→ Records for the task
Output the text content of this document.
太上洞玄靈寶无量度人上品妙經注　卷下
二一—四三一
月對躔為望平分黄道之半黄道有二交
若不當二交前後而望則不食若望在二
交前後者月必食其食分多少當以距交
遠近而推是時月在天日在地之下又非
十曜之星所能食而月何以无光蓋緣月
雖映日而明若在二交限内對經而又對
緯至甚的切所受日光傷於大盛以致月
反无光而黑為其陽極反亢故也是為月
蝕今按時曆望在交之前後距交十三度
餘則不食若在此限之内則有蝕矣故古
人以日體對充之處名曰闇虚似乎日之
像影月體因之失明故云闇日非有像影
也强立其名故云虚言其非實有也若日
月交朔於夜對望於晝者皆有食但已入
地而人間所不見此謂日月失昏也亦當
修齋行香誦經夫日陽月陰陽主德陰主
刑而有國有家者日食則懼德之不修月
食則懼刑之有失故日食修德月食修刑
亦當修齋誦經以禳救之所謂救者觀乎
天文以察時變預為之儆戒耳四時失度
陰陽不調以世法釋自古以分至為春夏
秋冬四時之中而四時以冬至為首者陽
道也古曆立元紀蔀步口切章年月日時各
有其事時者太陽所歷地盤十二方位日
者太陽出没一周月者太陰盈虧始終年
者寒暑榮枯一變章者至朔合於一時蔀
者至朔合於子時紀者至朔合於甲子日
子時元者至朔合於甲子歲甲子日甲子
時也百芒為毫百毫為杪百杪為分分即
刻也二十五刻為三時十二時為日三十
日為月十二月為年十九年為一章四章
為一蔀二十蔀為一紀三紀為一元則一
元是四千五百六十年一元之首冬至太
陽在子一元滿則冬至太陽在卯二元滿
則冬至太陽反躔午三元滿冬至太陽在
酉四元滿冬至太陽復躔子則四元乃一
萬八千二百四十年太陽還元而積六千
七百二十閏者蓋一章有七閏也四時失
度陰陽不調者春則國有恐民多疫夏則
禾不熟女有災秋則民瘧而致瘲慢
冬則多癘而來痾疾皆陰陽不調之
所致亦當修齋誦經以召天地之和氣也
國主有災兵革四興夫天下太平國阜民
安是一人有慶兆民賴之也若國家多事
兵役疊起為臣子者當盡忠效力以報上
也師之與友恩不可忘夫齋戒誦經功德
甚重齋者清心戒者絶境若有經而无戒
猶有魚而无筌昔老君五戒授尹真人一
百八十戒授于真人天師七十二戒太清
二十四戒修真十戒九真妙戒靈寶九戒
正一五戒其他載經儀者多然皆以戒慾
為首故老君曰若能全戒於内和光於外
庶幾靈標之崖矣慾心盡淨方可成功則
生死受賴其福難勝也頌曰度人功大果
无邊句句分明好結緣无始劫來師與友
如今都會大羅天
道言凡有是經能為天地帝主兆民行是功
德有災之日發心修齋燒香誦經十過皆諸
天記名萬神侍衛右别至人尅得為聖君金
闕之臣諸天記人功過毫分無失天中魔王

→ Prompt
Write the entire listing out again, word for word.

→ Reply
Output the text content of this document.
太上洞玄靈寶无量度人上品妙經注　卷下
二一—四三一
月對躔為望平分黄道之半黄道有二交
若不當二交前後而望則不食若望在二
交前後者月必食其食分多少當以距交
遠近而推是時月在天日在地之下又非
十曜之星所能食而月何以无光蓋緣月
雖映日而明若在二交限内對經而又對
緯至甚的切所受日光傷於大盛以致月
反无光而黑為其陽極反亢故也是為月
蝕今按時曆望在交之前後距交十三度
餘則不食若在此限之内則有蝕矣故古
人以日體對充之處名曰闇虚似乎日之
像影月體因之失明故云闇日非有像影
也强立其名故云虚言其非實有也若日
月交朔於夜對望於晝者皆有食但已入
地而人間所不見此謂日月失昏也亦當
修齋行香誦經夫日陽月陰陽主德陰主
刑而有國有家者日食則懼德之不修月
食則懼刑之有失故日食修德月食修刑
亦當修齋誦經以禳救之所謂救者觀乎
天文以察時變預為之儆戒耳四時失度
陰陽不調以世法釋自古以分至為春夏
秋冬四時之中而四時以冬至為首者陽
道也古曆立元紀蔀步口切章年月日時各
有其事時者太陽所歷地盤十二方位日
者太陽出没一周月者太陰盈虧始終年
者寒暑榮枯一變章者至朔合於一時蔀
者至朔合於子時紀者至朔合於甲子日
子時元者至朔合於甲子歲甲子日甲子
時也百芒為毫百毫為杪百杪為分分即
刻也二十五刻為三時十二時為日三十
日為月十二月為年十九年為一章四章
為一蔀二十蔀為一紀三紀為一元則一
元是四千五百六十年一元之首冬至太
陽在子一元滿則冬至太陽在卯二元滿
則冬至太陽反躔午三元滿冬至太陽在
酉四元滿冬至太陽復躔子則四元乃一
萬八千二百四十年太陽還元而積六千
七百二十閏者蓋一章有七閏也四時失
度陰陽不調者春則國有恐民多疫夏則
禾不熟女有災秋則民瘧而致瘲慢
冬則多癘而來痾疾皆陰陽不調之
所致亦當修齋誦經以召天地之和氣也
國主有災兵革四興夫天下太平國阜民
安是一人有慶兆民賴之也若國家多事
兵役疊起為臣子者當盡忠效力以報上
也師之與友恩不可忘夫齋戒誦經功德
甚重齋者清心戒者絶境若有經而无戒
猶有魚而无筌昔老君五戒授尹真人一
百八十戒授于真人天師七十二戒太清
二十四戒修真十戒九真妙戒靈寶九戒
正一五戒其他載經儀者多然皆以戒慾
為首故老君曰若能全戒於内和光於外
庶幾靈標之崖矣慾心盡淨方可成功則
生死受賴其福難勝也頌曰度人功大果
无邊句句分明好結緣无始劫來師與友
如今都會大羅天
道言凡有是經能為天地帝主兆民行是功
德有災之日發心修齋燒香誦經十過皆諸
天記名萬神侍衛右别至人尅得為聖君金
闕之臣諸天記人功過毫分無失天中魔王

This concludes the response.